A block of data:

——————————

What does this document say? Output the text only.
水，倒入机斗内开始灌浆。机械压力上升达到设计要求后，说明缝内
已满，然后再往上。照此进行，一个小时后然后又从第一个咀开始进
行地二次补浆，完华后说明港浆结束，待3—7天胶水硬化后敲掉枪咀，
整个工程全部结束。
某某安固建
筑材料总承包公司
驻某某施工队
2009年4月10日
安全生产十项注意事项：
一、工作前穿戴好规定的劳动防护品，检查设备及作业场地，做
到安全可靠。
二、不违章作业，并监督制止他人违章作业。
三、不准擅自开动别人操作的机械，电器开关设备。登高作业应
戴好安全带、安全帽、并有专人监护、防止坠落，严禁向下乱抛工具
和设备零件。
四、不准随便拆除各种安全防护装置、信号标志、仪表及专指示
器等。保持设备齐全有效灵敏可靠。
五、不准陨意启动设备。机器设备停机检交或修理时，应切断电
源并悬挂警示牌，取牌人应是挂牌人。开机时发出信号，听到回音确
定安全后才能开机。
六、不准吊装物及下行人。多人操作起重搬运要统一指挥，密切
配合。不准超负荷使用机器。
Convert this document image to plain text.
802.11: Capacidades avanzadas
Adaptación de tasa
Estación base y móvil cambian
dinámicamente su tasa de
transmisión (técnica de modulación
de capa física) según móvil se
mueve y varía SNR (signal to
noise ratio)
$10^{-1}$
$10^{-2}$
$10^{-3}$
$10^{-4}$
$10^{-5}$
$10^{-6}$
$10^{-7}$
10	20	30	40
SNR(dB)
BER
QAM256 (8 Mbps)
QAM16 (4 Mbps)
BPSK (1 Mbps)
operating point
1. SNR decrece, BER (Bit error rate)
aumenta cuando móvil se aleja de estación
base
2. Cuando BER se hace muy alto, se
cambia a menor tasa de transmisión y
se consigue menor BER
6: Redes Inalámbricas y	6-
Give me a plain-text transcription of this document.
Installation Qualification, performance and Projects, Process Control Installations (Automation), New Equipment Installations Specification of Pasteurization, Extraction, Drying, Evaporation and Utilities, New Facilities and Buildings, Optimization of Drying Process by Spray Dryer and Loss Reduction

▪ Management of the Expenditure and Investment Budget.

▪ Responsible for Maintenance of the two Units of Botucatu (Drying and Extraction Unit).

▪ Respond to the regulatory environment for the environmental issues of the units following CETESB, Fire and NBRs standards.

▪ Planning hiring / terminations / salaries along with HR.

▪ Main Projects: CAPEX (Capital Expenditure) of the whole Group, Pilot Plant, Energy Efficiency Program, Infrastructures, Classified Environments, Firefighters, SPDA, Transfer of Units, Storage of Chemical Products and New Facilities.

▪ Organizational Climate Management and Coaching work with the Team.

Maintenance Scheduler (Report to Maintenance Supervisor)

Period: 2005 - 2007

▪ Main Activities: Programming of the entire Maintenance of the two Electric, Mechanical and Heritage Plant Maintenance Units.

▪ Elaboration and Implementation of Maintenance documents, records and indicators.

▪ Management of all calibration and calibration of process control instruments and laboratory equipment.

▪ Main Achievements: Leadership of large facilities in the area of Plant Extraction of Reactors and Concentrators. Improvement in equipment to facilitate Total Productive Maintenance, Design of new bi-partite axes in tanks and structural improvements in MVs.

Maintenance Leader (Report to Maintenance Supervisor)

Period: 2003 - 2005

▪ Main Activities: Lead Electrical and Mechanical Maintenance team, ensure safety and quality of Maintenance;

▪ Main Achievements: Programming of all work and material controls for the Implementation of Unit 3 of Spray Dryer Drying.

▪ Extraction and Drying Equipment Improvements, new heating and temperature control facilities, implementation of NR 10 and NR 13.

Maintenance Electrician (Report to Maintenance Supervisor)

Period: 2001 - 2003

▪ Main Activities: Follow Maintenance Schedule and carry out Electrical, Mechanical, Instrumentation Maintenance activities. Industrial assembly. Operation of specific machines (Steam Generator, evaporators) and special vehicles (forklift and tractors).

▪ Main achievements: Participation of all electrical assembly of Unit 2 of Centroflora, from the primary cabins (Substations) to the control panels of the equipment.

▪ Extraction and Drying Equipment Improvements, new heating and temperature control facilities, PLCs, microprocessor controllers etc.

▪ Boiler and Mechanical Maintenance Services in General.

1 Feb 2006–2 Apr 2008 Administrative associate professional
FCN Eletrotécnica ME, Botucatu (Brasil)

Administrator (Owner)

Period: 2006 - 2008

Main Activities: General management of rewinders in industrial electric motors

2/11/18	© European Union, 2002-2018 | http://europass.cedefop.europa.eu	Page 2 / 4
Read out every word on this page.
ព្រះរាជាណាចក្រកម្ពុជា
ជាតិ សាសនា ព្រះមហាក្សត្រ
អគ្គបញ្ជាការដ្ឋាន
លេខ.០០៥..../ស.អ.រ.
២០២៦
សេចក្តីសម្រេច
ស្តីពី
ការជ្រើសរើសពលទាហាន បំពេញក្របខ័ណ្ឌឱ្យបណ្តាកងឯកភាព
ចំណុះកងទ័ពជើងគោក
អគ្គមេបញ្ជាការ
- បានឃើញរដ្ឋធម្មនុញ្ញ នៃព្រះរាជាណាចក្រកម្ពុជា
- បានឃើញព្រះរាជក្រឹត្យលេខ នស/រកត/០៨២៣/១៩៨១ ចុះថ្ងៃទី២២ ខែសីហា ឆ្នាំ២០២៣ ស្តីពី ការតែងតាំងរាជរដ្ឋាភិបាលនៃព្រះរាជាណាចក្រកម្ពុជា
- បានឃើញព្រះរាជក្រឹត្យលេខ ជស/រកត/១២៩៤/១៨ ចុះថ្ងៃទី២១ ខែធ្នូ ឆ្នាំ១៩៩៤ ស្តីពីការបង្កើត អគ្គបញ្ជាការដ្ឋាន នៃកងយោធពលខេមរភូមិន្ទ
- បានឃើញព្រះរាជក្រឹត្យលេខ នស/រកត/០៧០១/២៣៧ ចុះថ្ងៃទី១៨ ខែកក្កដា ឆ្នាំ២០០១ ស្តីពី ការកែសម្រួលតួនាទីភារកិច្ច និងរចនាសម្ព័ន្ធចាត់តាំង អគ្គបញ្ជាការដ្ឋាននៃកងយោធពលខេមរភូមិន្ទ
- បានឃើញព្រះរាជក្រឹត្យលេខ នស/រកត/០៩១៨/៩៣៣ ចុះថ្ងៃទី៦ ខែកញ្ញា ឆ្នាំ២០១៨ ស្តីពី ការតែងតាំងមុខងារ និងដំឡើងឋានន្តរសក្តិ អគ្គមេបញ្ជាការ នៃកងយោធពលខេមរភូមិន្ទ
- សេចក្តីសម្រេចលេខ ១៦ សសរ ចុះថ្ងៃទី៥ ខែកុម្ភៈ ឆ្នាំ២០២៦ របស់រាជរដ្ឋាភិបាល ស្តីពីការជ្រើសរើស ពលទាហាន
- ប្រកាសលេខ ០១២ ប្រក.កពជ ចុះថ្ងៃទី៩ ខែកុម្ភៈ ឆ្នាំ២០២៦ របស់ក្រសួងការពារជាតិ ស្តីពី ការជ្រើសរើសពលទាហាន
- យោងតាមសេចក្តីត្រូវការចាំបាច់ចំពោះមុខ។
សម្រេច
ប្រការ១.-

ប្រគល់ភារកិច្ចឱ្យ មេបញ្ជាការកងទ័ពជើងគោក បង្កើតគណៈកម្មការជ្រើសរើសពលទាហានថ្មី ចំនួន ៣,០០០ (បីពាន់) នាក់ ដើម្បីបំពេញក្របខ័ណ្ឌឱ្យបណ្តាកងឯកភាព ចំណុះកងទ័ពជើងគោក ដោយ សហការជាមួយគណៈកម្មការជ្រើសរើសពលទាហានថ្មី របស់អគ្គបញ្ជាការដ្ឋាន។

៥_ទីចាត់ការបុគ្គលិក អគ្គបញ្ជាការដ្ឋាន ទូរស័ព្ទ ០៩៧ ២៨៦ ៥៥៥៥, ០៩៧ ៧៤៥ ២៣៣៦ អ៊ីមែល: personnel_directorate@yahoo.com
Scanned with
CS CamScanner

——————————

Pick every line with "Mbps" in it and copy it.

QAM256 (8 Mbps)
QAM16 (4 Mbps)
BPSK (1 Mbps)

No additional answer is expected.